§ WHAT YOU NEED TO DO
Can the data below be set down again exactly, line for line?

§ LISTED ENTRIES
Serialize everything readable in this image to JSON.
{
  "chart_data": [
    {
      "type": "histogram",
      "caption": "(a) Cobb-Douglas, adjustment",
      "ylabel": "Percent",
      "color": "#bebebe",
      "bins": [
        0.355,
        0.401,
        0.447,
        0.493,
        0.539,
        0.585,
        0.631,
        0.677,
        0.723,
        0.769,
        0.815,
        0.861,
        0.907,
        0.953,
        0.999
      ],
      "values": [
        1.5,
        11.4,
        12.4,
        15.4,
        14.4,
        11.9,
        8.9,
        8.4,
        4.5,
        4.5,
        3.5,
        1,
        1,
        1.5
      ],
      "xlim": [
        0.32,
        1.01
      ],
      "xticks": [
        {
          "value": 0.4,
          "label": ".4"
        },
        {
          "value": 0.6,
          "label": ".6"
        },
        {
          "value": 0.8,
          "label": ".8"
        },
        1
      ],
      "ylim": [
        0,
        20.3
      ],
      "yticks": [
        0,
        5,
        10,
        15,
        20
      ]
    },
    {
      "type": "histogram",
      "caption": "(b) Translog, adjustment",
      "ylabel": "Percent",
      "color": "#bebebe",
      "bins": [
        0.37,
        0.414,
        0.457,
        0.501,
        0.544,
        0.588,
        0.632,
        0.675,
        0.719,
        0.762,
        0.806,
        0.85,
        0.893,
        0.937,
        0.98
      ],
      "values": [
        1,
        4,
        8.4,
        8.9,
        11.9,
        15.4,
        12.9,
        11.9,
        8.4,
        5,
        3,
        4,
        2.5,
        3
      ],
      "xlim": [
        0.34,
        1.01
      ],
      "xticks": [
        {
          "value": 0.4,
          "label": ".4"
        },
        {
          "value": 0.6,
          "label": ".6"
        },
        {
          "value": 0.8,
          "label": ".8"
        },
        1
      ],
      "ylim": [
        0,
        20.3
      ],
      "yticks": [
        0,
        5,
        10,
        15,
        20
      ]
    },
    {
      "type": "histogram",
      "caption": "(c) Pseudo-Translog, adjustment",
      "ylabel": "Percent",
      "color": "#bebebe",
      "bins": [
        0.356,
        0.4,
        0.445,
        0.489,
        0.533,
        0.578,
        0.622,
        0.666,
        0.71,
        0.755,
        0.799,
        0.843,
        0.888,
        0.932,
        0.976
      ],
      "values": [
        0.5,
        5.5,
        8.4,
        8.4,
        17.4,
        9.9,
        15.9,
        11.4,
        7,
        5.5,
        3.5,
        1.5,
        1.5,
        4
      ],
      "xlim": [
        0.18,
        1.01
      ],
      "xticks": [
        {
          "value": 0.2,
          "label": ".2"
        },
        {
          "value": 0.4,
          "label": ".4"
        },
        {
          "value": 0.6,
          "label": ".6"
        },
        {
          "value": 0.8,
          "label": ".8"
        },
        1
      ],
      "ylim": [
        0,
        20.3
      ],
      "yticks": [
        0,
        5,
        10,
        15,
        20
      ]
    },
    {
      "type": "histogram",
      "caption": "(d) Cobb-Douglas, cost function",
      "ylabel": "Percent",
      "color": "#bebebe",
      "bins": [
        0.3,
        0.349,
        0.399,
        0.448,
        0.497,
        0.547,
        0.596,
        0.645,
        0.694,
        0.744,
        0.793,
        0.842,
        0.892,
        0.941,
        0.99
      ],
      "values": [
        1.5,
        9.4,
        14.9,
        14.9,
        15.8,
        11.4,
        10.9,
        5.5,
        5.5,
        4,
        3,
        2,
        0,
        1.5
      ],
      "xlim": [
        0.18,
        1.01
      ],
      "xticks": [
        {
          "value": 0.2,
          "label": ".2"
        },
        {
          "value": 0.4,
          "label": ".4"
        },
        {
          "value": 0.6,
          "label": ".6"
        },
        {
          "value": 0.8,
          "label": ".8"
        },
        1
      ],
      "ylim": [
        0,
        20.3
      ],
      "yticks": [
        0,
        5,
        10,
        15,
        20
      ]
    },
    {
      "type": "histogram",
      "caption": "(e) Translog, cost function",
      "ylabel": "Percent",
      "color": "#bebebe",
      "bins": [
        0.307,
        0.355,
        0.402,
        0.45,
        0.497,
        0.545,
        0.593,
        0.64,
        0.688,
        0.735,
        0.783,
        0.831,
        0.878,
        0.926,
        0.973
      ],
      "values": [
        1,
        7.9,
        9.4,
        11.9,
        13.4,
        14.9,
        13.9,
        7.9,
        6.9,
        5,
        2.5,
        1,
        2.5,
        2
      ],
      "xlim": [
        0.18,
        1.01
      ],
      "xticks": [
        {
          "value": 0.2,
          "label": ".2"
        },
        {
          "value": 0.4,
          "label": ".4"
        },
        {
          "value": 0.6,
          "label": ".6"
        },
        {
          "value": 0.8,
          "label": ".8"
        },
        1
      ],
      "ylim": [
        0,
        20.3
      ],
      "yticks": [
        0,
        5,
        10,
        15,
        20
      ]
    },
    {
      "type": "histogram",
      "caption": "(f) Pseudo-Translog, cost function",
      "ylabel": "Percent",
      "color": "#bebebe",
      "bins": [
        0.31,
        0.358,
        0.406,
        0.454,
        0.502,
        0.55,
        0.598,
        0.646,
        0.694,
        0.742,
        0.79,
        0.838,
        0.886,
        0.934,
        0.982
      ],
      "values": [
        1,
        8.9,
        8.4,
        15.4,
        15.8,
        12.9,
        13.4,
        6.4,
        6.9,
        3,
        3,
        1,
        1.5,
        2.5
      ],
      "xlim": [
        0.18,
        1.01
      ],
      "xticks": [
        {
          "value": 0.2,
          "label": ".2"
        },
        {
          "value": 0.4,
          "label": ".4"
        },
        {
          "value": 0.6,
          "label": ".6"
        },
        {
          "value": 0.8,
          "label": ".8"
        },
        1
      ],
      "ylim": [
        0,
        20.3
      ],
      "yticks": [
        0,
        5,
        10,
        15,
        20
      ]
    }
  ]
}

§ SOLUTION FOR THIS PROBLEM
Serialize everything readable in this image to JSON.
{
  "chart_data": [
    {
      "type": "histogram",
      "caption": "(a) Cobb-Douglas, adjustment",
      "ylabel": "Percent",
      "color": "#bebebe",
      "bins": [
        0.355,
        0.401,
        0.447,
        0.493,
        0.539,
        0.585,
        0.631,
        0.677,
        0.723,
        0.769,
        0.815,
        0.861,
        0.907,
        0.953,
        0.999
      ],
      "values": [
        1.5,
        11.4,
        12.4,
        15.4,
        14.4,
        11.9,
        8.9,
        8.4,
        4.5,
        4.5,
        3.5,
        1,
        1,
        1.5
      ],
      "xlim": [
        0.32,
        1.01
      ],
      "xticks": [
        {
          "value": 0.4,
          "label": ".4"
        },
        {
          "value": 0.6,
          "label": ".6"
        },
        {
          "value": 0.8,
          "label": ".8"
        },
        1
      ],
      "ylim": [
        0,
        20.3
      ],
      "yticks": [
        0,
        5,
        10,
        15,
        20
      ]
    },
    {
      "type": "histogram",
      "caption": "(b) Translog, adjustment",
      "ylabel": "Percent",
      "color": "#bebebe",
      "bins": [
        0.37,
        0.414,
        0.457,
        0.501,
        0.544,
        0.588,
        0.632,
        0.675,
        0.719,
        0.762,
        0.806,
        0.85,
        0.893,
        0.937,
        0.98
      ],
      "values": [
        1,
        4,
        8.4,
        8.9,
        11.9,
        15.4,
        12.9,
        11.9,
        8.4,
        5,
        3,
        4,
        2.5,
        3
      ],
      "xlim": [
        0.34,
        1.01
      ],
      "xticks": [
        {
          "value": 0.4,
          "label": ".4"
        },
        {
          "value": 0.6,
          "label": ".6"
        },
        {
          "value": 0.8,
          "label": ".8"
        },
        1
      ],
      "ylim": [
        0,
        20.3
      ],
      "yticks": [
        0,
        5,
        10,
        15,
        20
      ]
    },
    {
      "type": "histogram",
      "caption": "(c) Pseudo-Translog, adjustment",
      "ylabel": "Percent",
      "color": "#bebebe",
      "bins": [
        0.356,
        0.4,
        0.445,
        0.489,
        0.533,
        0.578,
        0.622,
        0.666,
        0.71,
        0.755,
        0.799,
        0.843,
        0.888,
        0.932,
        0.976
      ],
      "values": [
        0.5,
        5.5,
        8.4,
        8.4,
        17.4,
        9.9,
        15.9,
        11.4,
        7,
        5.5,
        3.5,
        1.5,
        1.5,
        4
      ],
      "xlim": [
        0.18,
        1.01
      ],
      "xticks": [
        {
          "value": 0.2,
          "label": ".2"
        },
        {
          "value": 0.4,
          "label": ".4"
        },
        {
          "value": 0.6,
          "label": ".6"
        },
        {
          "value": 0.8,
          "label": ".8"
        },
        1
      ],
      "ylim": [
        0,
        20.3
      ],
      "yticks": [
        0,
        5,
        10,
        15,
        20
      ]
    },
    {
      "type": "histogram",
      "caption": "(d) Cobb-Douglas, cost function",
      "ylabel": "Percent",
      "color": "#bebebe",
      "bins": [
        0.3,
        0.349,
        0.399,
        0.448,
        0.497,
        0.547,
        0.596,
        0.645,
        0.694,
        0.744,
        0.793,
        0.842,
        0.892,
        0.941,
        0.99
      ],
      "values": [
        1.5,
        9.4,
        14.9,
        14.9,
        15.8,
        11.4,
        10.9,
        5.5,
        5.5,
        4,
        3,
        2,
        0,
        1.5
      ],
      "xlim": [
        0.18,
        1.01
      ],
      "xticks": [
        {
          "value": 0.2,
          "label": ".2"
        },
        {
          "value": 0.4,
          "label": ".4"
        },
        {
          "value": 0.6,
          "label": ".6"
        },
        {
          "value": 0.8,
          "label": ".8"
        },
        1
      ],
      "ylim": [
        0,
        20.3
      ],
      "yticks": [
        0,
        5,
        10,
        15,
        20
      ]
    },
    {
      "type": "histogram",
      "caption": "(e) Translog, cost function",
      "ylabel": "Percent",
      "color": "#bebebe",
      "bins": [
        0.307,
        0.355,
        0.402,
        0.45,
        0.497,
        0.545,
        0.593,
        0.64,
        0.688,
        0.735,
        0.783,
        0.831,
        0.878,
        0.926,
        0.973
      ],
      "values": [
        1,
        7.9,
        9.4,
        11.9,
        13.4,
        14.9,
        13.9,
        7.9,
        6.9,
        5,
        2.5,
        1,
        2.5,
        2
      ],
      "xlim": [
        0.18,
        1.01
      ],
      "xticks": [
        {
          "value": 0.2,
          "label": ".2"
        },
        {
          "value": 0.4,
          "label": ".4"
        },
        {
          "value": 0.6,
          "label": ".6"
        },
        {
          "value": 0.8,
          "label": ".8"
        },
        1
      ],
      "ylim": [
        0,
        20.3
      ],
      "yticks": [
        0,
        5,
        10,
        15,
        20
      ]
    },
    {
      "type": "histogram",
      "caption": "(f) Pseudo-Translog, cost function",
      "ylabel": "Percent",
      "color": "#bebebe",
      "bins": [
        0.31,
        0.358,
        0.406,
        0.454,
        0.502,
        0.55,
        0.598,
        0.646,
        0.694,
        0.742,
        0.79,
        0.838,
        0.886,
        0.934,
        0.982
      ],
      "values": [
        1,
        8.9,
        8.4,
        15.4,
        15.8,
        12.9,
        13.4,
        6.4,
        6.9,
        3,
        3,
        1,
        1.5,
        2.5
      ],
      "xlim": [
        0.18,
        1.01
      ],
      "xticks": [
        {
          "value": 0.2,
          "label": ".2"
        },
        {
          "value": 0.4,
          "label": ".4"
        },
        {
          "value": 0.6,
          "label": ".6"
        },
        {
          "value": 0.8,
          "label": ".8"
        },
        1
      ],
      "ylim": [
        0,
        20.3
      ],
      "yticks": [
        0,
        5,
        10,
        15,
        20
      ]
    }
  ]
}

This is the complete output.